Task brief
Keep the pictures out of the copy and print all the entries below exactly.

Figure dataset records
╔══
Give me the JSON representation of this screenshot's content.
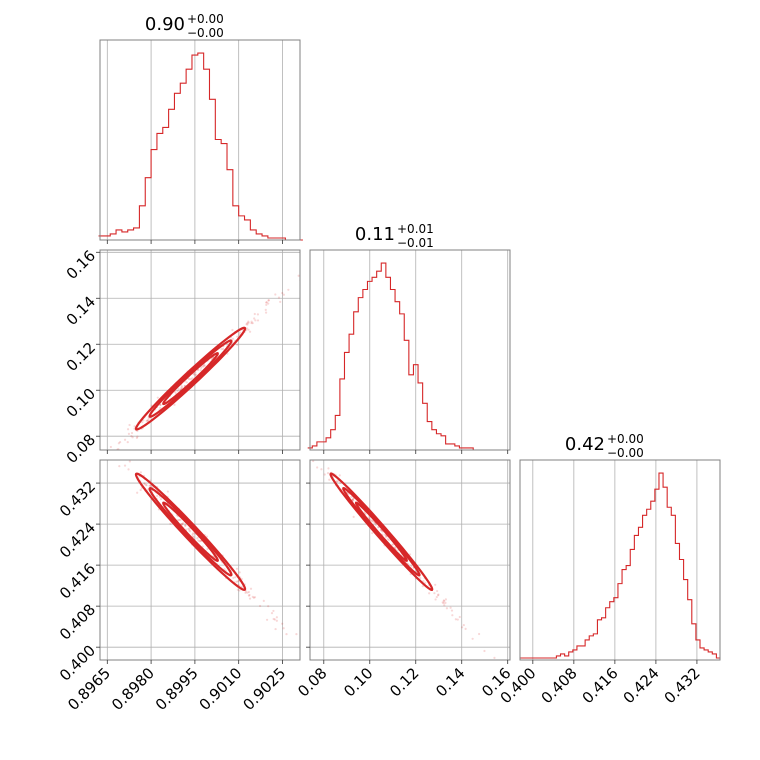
{
  "chart_data": {
    "type": "corner",
    "color": "#d62728",
    "parameters": [
      {
        "title": "0.90",
        "title_plus": "+0.00",
        "title_minus": "−0.00",
        "range": [
          0.89625,
          0.9031
        ],
        "ticks": [
          0.8965,
          0.898,
          0.8995,
          0.901,
          0.9025
        ],
        "tick_labels": [
          "0.8965",
          "0.8980",
          "0.8995",
          "0.9010",
          "0.9025"
        ],
        "hist_x": [
          0.8963,
          0.8965,
          0.8967,
          0.8969,
          0.8971,
          0.8973,
          0.8975,
          0.8977,
          0.8979,
          0.8981,
          0.8983,
          0.8985,
          0.8987,
          0.8989,
          0.8991,
          0.8993,
          0.8995,
          0.8997,
          0.8999,
          0.9001,
          0.9003,
          0.9005,
          0.9007,
          0.9009,
          0.9011,
          0.9013,
          0.9015,
          0.9017,
          0.9019,
          0.9021,
          0.9023,
          0.9025,
          0.9027,
          0.9029,
          0.9031
        ],
        "hist_y": [
          0.02,
          0.02,
          0.03,
          0.05,
          0.04,
          0.05,
          0.06,
          0.17,
          0.31,
          0.45,
          0.53,
          0.56,
          0.65,
          0.73,
          0.78,
          0.85,
          0.92,
          0.93,
          0.85,
          0.7,
          0.5,
          0.48,
          0.35,
          0.17,
          0.12,
          0.1,
          0.05,
          0.03,
          0.02,
          0.01,
          0.01,
          0.01,
          0.0,
          0.0,
          0.0
        ]
      },
      {
        "title": "0.11",
        "title_plus": "+0.01",
        "title_minus": "−0.01",
        "range": [
          0.074,
          0.161
        ],
        "ticks": [
          0.08,
          0.1,
          0.12,
          0.14,
          0.16
        ],
        "tick_labels": [
          "0.08",
          "0.10",
          "0.12",
          "0.14",
          "0.16"
        ],
        "hist_x": [
          0.074,
          0.076,
          0.078,
          0.08,
          0.082,
          0.084,
          0.086,
          0.088,
          0.09,
          0.092,
          0.094,
          0.096,
          0.098,
          0.1,
          0.102,
          0.104,
          0.106,
          0.108,
          0.11,
          0.112,
          0.114,
          0.116,
          0.118,
          0.12,
          0.122,
          0.124,
          0.126,
          0.128,
          0.13,
          0.132,
          0.134,
          0.136,
          0.138,
          0.14,
          0.142,
          0.144,
          0.146,
          0.148,
          0.15,
          0.152,
          0.154,
          0.156,
          0.158,
          0.16
        ],
        "hist_y": [
          0.01,
          0.02,
          0.04,
          0.04,
          0.06,
          0.1,
          0.17,
          0.35,
          0.48,
          0.57,
          0.68,
          0.75,
          0.79,
          0.83,
          0.85,
          0.88,
          0.92,
          0.85,
          0.79,
          0.73,
          0.67,
          0.54,
          0.37,
          0.42,
          0.33,
          0.23,
          0.14,
          0.1,
          0.08,
          0.07,
          0.03,
          0.03,
          0.02,
          0.01,
          0.01,
          0.01,
          0.0,
          0.0,
          0.0,
          0.0,
          0.0,
          0.0,
          0.0,
          0.0
        ]
      },
      {
        "title": "0.42",
        "title_plus": "+0.00",
        "title_minus": "−0.00",
        "range": [
          0.3975,
          0.4365
        ],
        "ticks": [
          0.4,
          0.408,
          0.416,
          0.424,
          0.432
        ],
        "tick_labels": [
          "0.400",
          "0.408",
          "0.416",
          "0.424",
          "0.432"
        ],
        "hist_x": [
          0.3978,
          0.3986,
          0.3994,
          0.4002,
          0.401,
          0.4018,
          0.4026,
          0.4034,
          0.4042,
          0.405,
          0.4058,
          0.4066,
          0.4074,
          0.4082,
          0.409,
          0.4098,
          0.4106,
          0.4114,
          0.4122,
          0.413,
          0.4138,
          0.4146,
          0.4154,
          0.4162,
          0.417,
          0.4178,
          0.4186,
          0.4194,
          0.4202,
          0.421,
          0.4218,
          0.4226,
          0.4234,
          0.4242,
          0.425,
          0.4258,
          0.4266,
          0.4274,
          0.4282,
          0.429,
          0.4298,
          0.4306,
          0.4314,
          0.4322,
          0.433,
          0.4338,
          0.4346,
          0.4354,
          0.4362
        ],
        "hist_y": [
          0.01,
          0.01,
          0.01,
          0.01,
          0.01,
          0.01,
          0.01,
          0.01,
          0.01,
          0.02,
          0.03,
          0.02,
          0.04,
          0.05,
          0.07,
          0.07,
          0.1,
          0.12,
          0.13,
          0.2,
          0.21,
          0.26,
          0.29,
          0.31,
          0.38,
          0.45,
          0.47,
          0.55,
          0.62,
          0.66,
          0.72,
          0.75,
          0.79,
          0.85,
          0.93,
          0.86,
          0.76,
          0.72,
          0.58,
          0.5,
          0.4,
          0.3,
          0.18,
          0.1,
          0.06,
          0.05,
          0.04,
          0.03,
          0.01
        ]
      }
    ],
    "grid": true,
    "xlabel": "",
    "ylabel": ""
  }
}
╚══
Task result
Give me the JSON representation of this screenshot's content.
{
  "chart_data": {
    "type": "corner",
    "color": "#d62728",
    "parameters": [
      {
        "title": "0.90",
        "title_plus": "+0.00",
        "title_minus": "−0.00",
        "range": [
          0.89625,
          0.9031
        ],
        "ticks": [
          0.8965,
          0.898,
          0.8995,
          0.901,
          0.9025
        ],
        "tick_labels": [
          "0.8965",
          "0.8980",
          "0.8995",
          "0.9010",
          "0.9025"
        ],
        "hist_x": [
          0.8963,
          0.8965,
          0.8967,
          0.8969,
          0.8971,
          0.8973,
          0.8975,
          0.8977,
          0.8979,
          0.8981,
          0.8983,
          0.8985,
          0.8987,
          0.8989,
          0.8991,
          0.8993,
          0.8995,
          0.8997,
          0.8999,
          0.9001,
          0.9003,
          0.9005,
          0.9007,
          0.9009,
          0.9011,
          0.9013,
          0.9015,
          0.9017,
          0.9019,
          0.9021,
          0.9023,
          0.9025,
          0.9027,
          0.9029,
          0.9031
        ],
        "hist_y": [
          0.02,
          0.02,
          0.03,
          0.05,
          0.04,
          0.05,
          0.06,
          0.17,
          0.31,
          0.45,
          0.53,
          0.56,
          0.65,
          0.73,
          0.78,
          0.85,
          0.92,
          0.93,
          0.85,
          0.7,
          0.5,
          0.48,
          0.35,
          0.17,
          0.12,
          0.1,
          0.05,
          0.03,
          0.02,
          0.01,
          0.01,
          0.01,
          0.0,
          0.0,
          0.0
        ]
      },
      {
        "title": "0.11",
        "title_plus": "+0.01",
        "title_minus": "−0.01",
        "range": [
          0.074,
          0.161
        ],
        "ticks": [
          0.08,
          0.1,
          0.12,
          0.14,
          0.16
        ],
        "tick_labels": [
          "0.08",
          "0.10",
          "0.12",
          "0.14",
          "0.16"
        ],
        "hist_x": [
          0.074,
          0.076,
          0.078,
          0.08,
          0.082,
          0.084,
          0.086,
          0.088,
          0.09,
          0.092,
          0.094,
          0.096,
          0.098,
          0.1,
          0.102,
          0.104,
          0.106,
          0.108,
          0.11,
          0.112,
          0.114,
          0.116,
          0.118,
          0.12,
          0.122,
          0.124,
          0.126,
          0.128,
          0.13,
          0.132,
          0.134,
          0.136,
          0.138,
          0.14,
          0.142,
          0.144,
          0.146,
          0.148,
          0.15,
          0.152,
          0.154,
          0.156,
          0.158,
          0.16
        ],
        "hist_y": [
          0.01,
          0.02,
          0.04,
          0.04,
          0.06,
          0.1,
          0.17,
          0.35,
          0.48,
          0.57,
          0.68,
          0.75,
          0.79,
          0.83,
          0.85,
          0.88,
          0.92,
          0.85,
          0.79,
          0.73,
          0.67,
          0.54,
          0.37,
          0.42,
          0.33,
          0.23,
          0.14,
          0.1,
          0.08,
          0.07,
          0.03,
          0.03,
          0.02,
          0.01,
          0.01,
          0.01,
          0.0,
          0.0,
          0.0,
          0.0,
          0.0,
          0.0,
          0.0,
          0.0
        ]
      },
      {
        "title": "0.42",
        "title_plus": "+0.00",
        "title_minus": "−0.00",
        "range": [
          0.3975,
          0.4365
        ],
        "ticks": [
          0.4,
          0.408,
          0.416,
          0.424,
          0.432
        ],
        "tick_labels": [
          "0.400",
          "0.408",
          "0.416",
          "0.424",
          "0.432"
        ],
        "hist_x": [
          0.3978,
          0.3986,
          0.3994,
          0.4002,
          0.401,
          0.4018,
          0.4026,
          0.4034,
          0.4042,
          0.405,
          0.4058,
          0.4066,
          0.4074,
          0.4082,
          0.409,
          0.4098,
          0.4106,
          0.4114,
          0.4122,
          0.413,
          0.4138,
          0.4146,
          0.4154,
          0.4162,
          0.417,
          0.4178,
          0.4186,
          0.4194,
          0.4202,
          0.421,
          0.4218,
          0.4226,
          0.4234,
          0.4242,
          0.425,
          0.4258,
          0.4266,
          0.4274,
          0.4282,
          0.429,
          0.4298,
          0.4306,
          0.4314,
          0.4322,
          0.433,
          0.4338,
          0.4346,
          0.4354,
          0.4362
        ],
        "hist_y": [
          0.01,
          0.01,
          0.01,
          0.01,
          0.01,
          0.01,
          0.01,
          0.01,
          0.01,
          0.02,
          0.03,
          0.02,
          0.04,
          0.05,
          0.07,
          0.07,
          0.1,
          0.12,
          0.13,
          0.2,
          0.21,
          0.26,
          0.29,
          0.31,
          0.38,
          0.45,
          0.47,
          0.55,
          0.62,
          0.66,
          0.72,
          0.75,
          0.79,
          0.85,
          0.93,
          0.86,
          0.76,
          0.72,
          0.58,
          0.5,
          0.4,
          0.3,
          0.18,
          0.1,
          0.06,
          0.05,
          0.04,
          0.03,
          0.01
        ]
      }
    ],
    "grid": true,
    "xlabel": "",
    "ylabel": ""
  }
}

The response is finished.